Saved entries
***
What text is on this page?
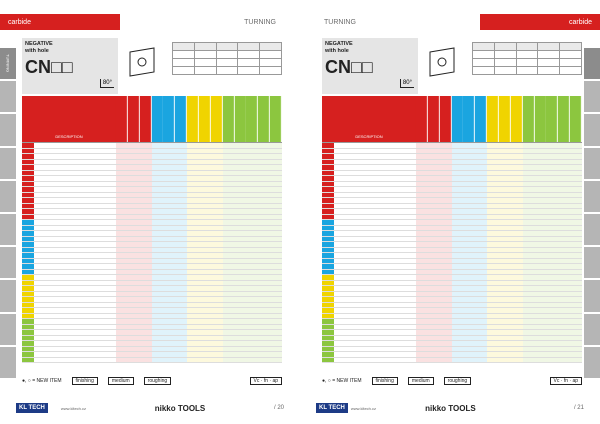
carbide	TURNING
TURNING
NEGATIVE
with hole
CN□□
80°

DESCRIPTION
●, ○ = NEW ITEM	finishing	medium	roughing	Vc · fn · ap
KL TECH	www.kltech.cz	nikko TOOLS	/ 20
TURNING	carbide
NEGATIVE
with hole
CN□□
80°

DESCRIPTION
●, ○ = NEW ITEM	finishing	medium	roughing	Vc · fn · ap
/ 21
KL TECH	www.kltech.cz	nikko TOOLS
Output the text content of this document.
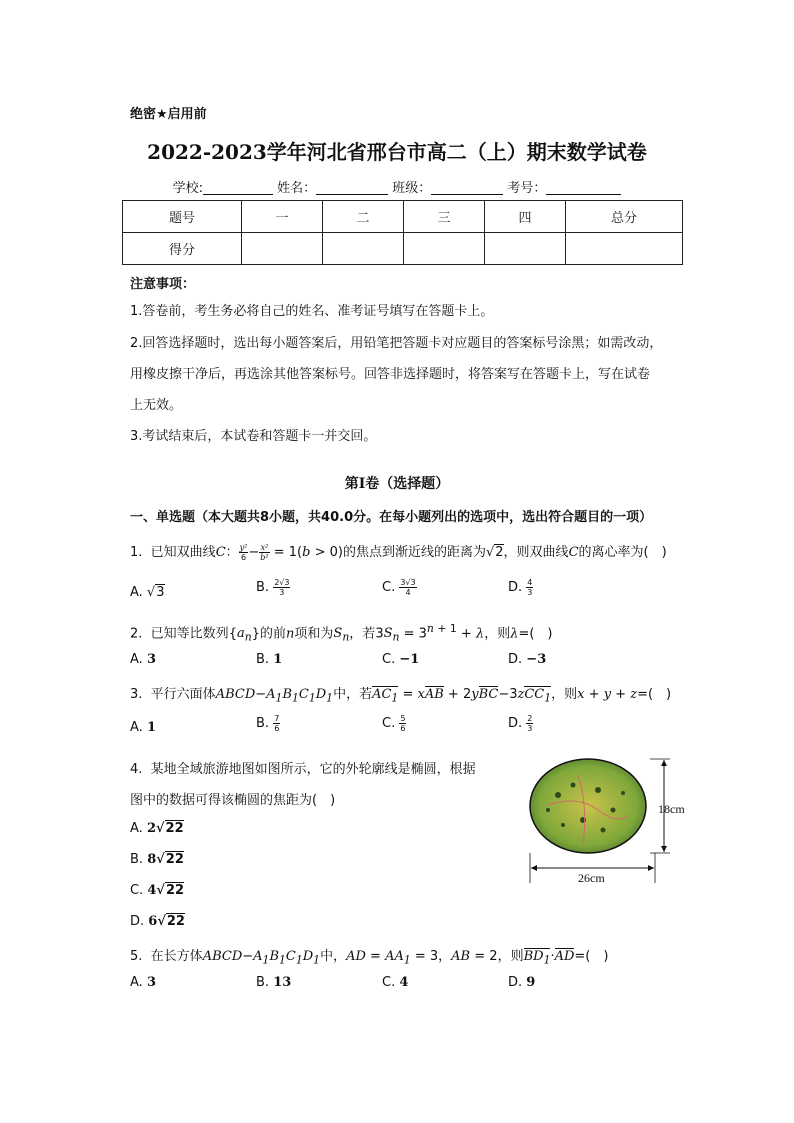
绝密★启用前
2022-2023学年河北省邢台市高二（上）期末数学试卷
学校:	姓名：	班级：	考号：
题号	一	二	三	四	总分
得分					
注意事项：
1.答卷前，考生务必将自己的姓名、准考证号填写在答题卡上。
2.回答选择题时，选出每小题答案后，用铅笔把答题卡对应题目的答案标号涂黑；如需改动，
用橡皮擦干净后，再选涂其他答案标号。回答非选择题时，将答案写在答题卡上，写在试卷
上无效。
3.考试结束后，本试卷和答题卡一并交回。
第Ⅰ卷（选择题）
一、单选题（本大题共8小题，共40.0分。在每小题列出的选项中，选出符合题目的一项）
1. 已知双曲线C： $\frac{\text{y²}}{6} - \frac{\text{x²}}{\text{b²}} = 1(b > 0)$的焦点到渐近线的距离为√2，则双曲线C的离心率为(　)
A. √3	B. $\frac{2√3}{3}$	C. $\frac{3√3}{4}$	D. $\frac{4}{3}$
2. 已知等比数列$\{a_n\}$的前n项和为$S_n$，若$3S_n = 3^{n + 1} + \lambda$，则λ=(　)
A. 3	B. 1	C. −1	D. −3
3. 平行六面体$ABCD-A_1B_1C_1D_1$中，若$AC_1$ = xAB + 2yBC−3zCC$_1$，则x + y + z=(　)
A. 1	B. $\frac{7}{6}$	C. $\frac{5}{6}$	D. $\frac{2}{3}$
4. 某地全域旅游地图如图所示，它的外轮廓线是椭圆，根据
图中的数据可得该椭圆的焦距为(　)
A. 2√22
B. 8√22
C. 4√22
D. 6√22
18cm
26cm
5. 在长方体$ABCD-A_1B_1C_1D_1$中，AD = $AA_1 = 3$，AB = 2，则$BD_1\cdot AD=$(　)
A. 3	B. 13	C. 4	D. 9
***
*Required task*.
Repeat all of the records verbatim, leaving out the pictures.

*Answer to this problem*.
What text is on this page?
carbide	TURNING
TURNING
NEGATIVE
with hole
CN□□
80°

DESCRIPTION
●, ○ = NEW ITEM	finishing	medium	roughing	Vc · fn · ap
KL TECH	www.kltech.cz	nikko TOOLS	/ 20
TURNING	carbide
NEGATIVE
with hole
CN□□
80°

DESCRIPTION
●, ○ = NEW ITEM	finishing	medium	roughing	Vc · fn · ap
/ 21
KL TECH	www.kltech.cz	nikko TOOLS
Output the text content of this document.
绝密★启用前
2022-2023学年河北省邢台市高二（上）期末数学试卷
学校:	姓名：	班级：	考号：
题号	一	二	三	四	总分
得分					
注意事项：
1.答卷前，考生务必将自己的姓名、准考证号填写在答题卡上。
2.回答选择题时，选出每小题答案后，用铅笔把答题卡对应题目的答案标号涂黑；如需改动，
用橡皮擦干净后，再选涂其他答案标号。回答非选择题时，将答案写在答题卡上，写在试卷
上无效。
3.考试结束后，本试卷和答题卡一并交回。
第Ⅰ卷（选择题）
一、单选题（本大题共8小题，共40.0分。在每小题列出的选项中，选出符合题目的一项）
1. 已知双曲线C： $\frac{\text{y²}}{6} - \frac{\text{x²}}{\text{b²}} = 1(b > 0)$的焦点到渐近线的距离为√2，则双曲线C的离心率为(　)
A. √3	B. $\frac{2√3}{3}$	C. $\frac{3√3}{4}$	D. $\frac{4}{3}$
2. 已知等比数列$\{a_n\}$的前n项和为$S_n$，若$3S_n = 3^{n + 1} + \lambda$，则λ=(　)
A. 3	B. 1	C. −1	D. −3
3. 平行六面体$ABCD-A_1B_1C_1D_1$中，若$AC_1$ = xAB + 2yBC−3zCC$_1$，则x + y + z=(　)
A. 1	B. $\frac{7}{6}$	C. $\frac{5}{6}$	D. $\frac{2}{3}$
4. 某地全域旅游地图如图所示，它的外轮廓线是椭圆，根据
图中的数据可得该椭圆的焦距为(　)
A. 2√22
B. 8√22
C. 4√22
D. 6√22
18cm
26cm
5. 在长方体$ABCD-A_1B_1C_1D_1$中，AD = $AA_1 = 3$，AB = 2，则$BD_1\cdot AD=$(　)
A. 3	B. 13	C. 4	D. 9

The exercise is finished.